━━━━━ DATA PROVIDED

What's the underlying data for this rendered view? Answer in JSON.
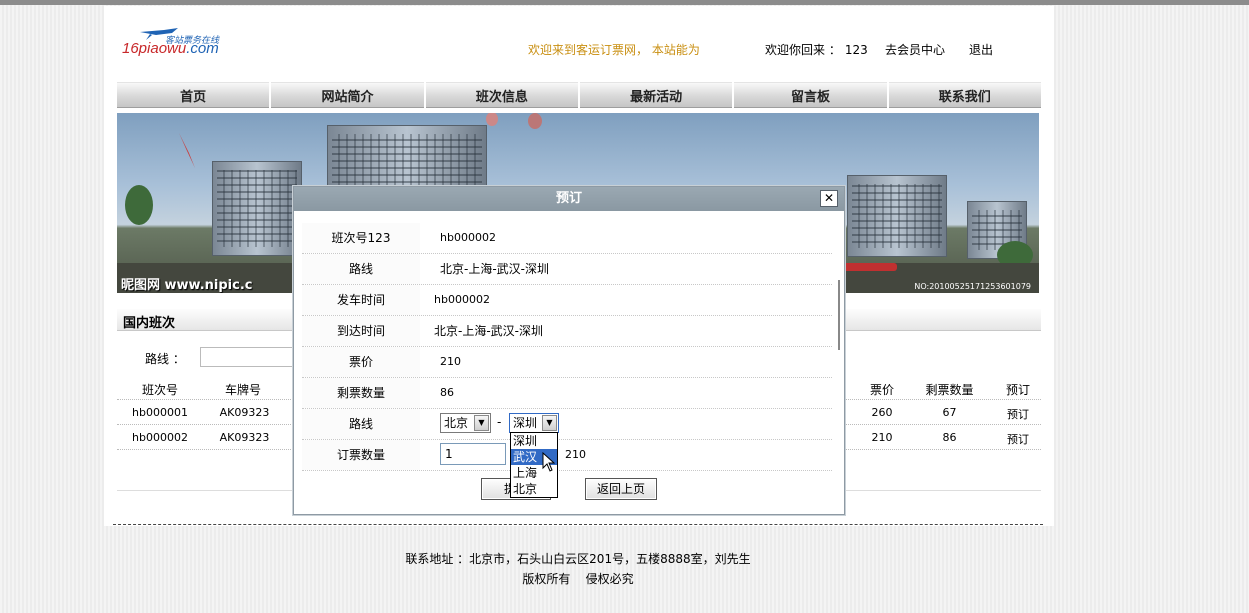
{
  "header": {
    "logo_main": "16piaowu",
    "logo_suffix": ".com",
    "logo_tagline": "客站票务在线",
    "marquee": "欢迎来到客运订票网， 本站能为",
    "welcome_label": "欢迎你回来 ：",
    "username": "123",
    "member_center": "去会员中心",
    "logout": "退出"
  },
  "nav": [
    "首页",
    "网站简介",
    "班次信息",
    "最新活动",
    "留言板",
    "联系我们"
  ],
  "banner": {
    "watermark": "昵图网 www.nipic.c",
    "serial": "NO:20100525171253601079"
  },
  "section": {
    "title": "国内班次",
    "route_label": "路线 ："
  },
  "table": {
    "left_headers": [
      "班次号",
      "车牌号"
    ],
    "right_headers": [
      "票价",
      "剩票数量",
      "预订"
    ],
    "rows": [
      {
        "id": "hb000001",
        "plate": "AK09323",
        "price": "260",
        "remaining": "67",
        "action": "预订"
      },
      {
        "id": "hb000002",
        "plate": "AK09323",
        "price": "210",
        "remaining": "86",
        "action": "预订"
      }
    ]
  },
  "modal": {
    "title": "预订",
    "close": "✕",
    "fields": [
      {
        "label": "班次号123",
        "value": "hb000002"
      },
      {
        "label": "路线",
        "value": "北京-上海-武汉-深圳"
      },
      {
        "label": "发车时间",
        "value": "hb000002"
      },
      {
        "label": "到达时间",
        "value": "北京-上海-武汉-深圳"
      },
      {
        "label": "票价",
        "value": "210"
      },
      {
        "label": "剩票数量",
        "value": "86"
      },
      {
        "label": "路线",
        "value": ""
      },
      {
        "label": "订票数量",
        "value": ""
      }
    ],
    "route_from": "北京",
    "route_sep": "-",
    "route_to": "深圳",
    "dropdown_options": [
      "深圳",
      "武汉",
      "上海",
      "北京"
    ],
    "dropdown_highlight": "武汉",
    "quantity": "1",
    "total": "210",
    "submit": "提交",
    "back": "返回上页"
  },
  "footer": {
    "address": "联系地址 ：北京市，石头山白云区201号，五楼8888室，刘先生",
    "copyright": "版权所有    侵权必究"
  },
  "colors": {
    "marquee": "#c98f12",
    "modal_title_bg": "#8a98a2",
    "dropdown_highlight": "#316ac5"
  }
}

━━━━━━━━━━

• **EXERCISE**
Write the full listing out again with every line unchanged, but include no pictures.

• **RESPONSE TO THIS TASK**
What's the underlying data for this rendered view? Answer in JSON.
{
  "header": {
    "logo_main": "16piaowu",
    "logo_suffix": ".com",
    "logo_tagline": "客站票务在线",
    "marquee": "欢迎来到客运订票网， 本站能为",
    "welcome_label": "欢迎你回来 ：",
    "username": "123",
    "member_center": "去会员中心",
    "logout": "退出"
  },
  "nav": [
    "首页",
    "网站简介",
    "班次信息",
    "最新活动",
    "留言板",
    "联系我们"
  ],
  "banner": {
    "watermark": "昵图网 www.nipic.c",
    "serial": "NO:20100525171253601079"
  },
  "section": {
    "title": "国内班次",
    "route_label": "路线 ："
  },
  "table": {
    "left_headers": [
      "班次号",
      "车牌号"
    ],
    "right_headers": [
      "票价",
      "剩票数量",
      "预订"
    ],
    "rows": [
      {
        "id": "hb000001",
        "plate": "AK09323",
        "price": "260",
        "remaining": "67",
        "action": "预订"
      },
      {
        "id": "hb000002",
        "plate": "AK09323",
        "price": "210",
        "remaining": "86",
        "action": "预订"
      }
    ]
  },
  "modal": {
    "title": "预订",
    "close": "✕",
    "fields": [
      {
        "label": "班次号123",
        "value": "hb000002"
      },
      {
        "label": "路线",
        "value": "北京-上海-武汉-深圳"
      },
      {
        "label": "发车时间",
        "value": "hb000002"
      },
      {
        "label": "到达时间",
        "value": "北京-上海-武汉-深圳"
      },
      {
        "label": "票价",
        "value": "210"
      },
      {
        "label": "剩票数量",
        "value": "86"
      },
      {
        "label": "路线",
        "value": ""
      },
      {
        "label": "订票数量",
        "value": ""
      }
    ],
    "route_from": "北京",
    "route_sep": "-",
    "route_to": "深圳",
    "dropdown_options": [
      "深圳",
      "武汉",
      "上海",
      "北京"
    ],
    "dropdown_highlight": "武汉",
    "quantity": "1",
    "total": "210",
    "submit": "提交",
    "back": "返回上页"
  },
  "footer": {
    "address": "联系地址 ：北京市，石头山白云区201号，五楼8888室，刘先生",
    "copyright": "版权所有    侵权必究"
  },
  "colors": {
    "marquee": "#c98f12",
    "modal_title_bg": "#8a98a2",
    "dropdown_highlight": "#316ac5"
  }
}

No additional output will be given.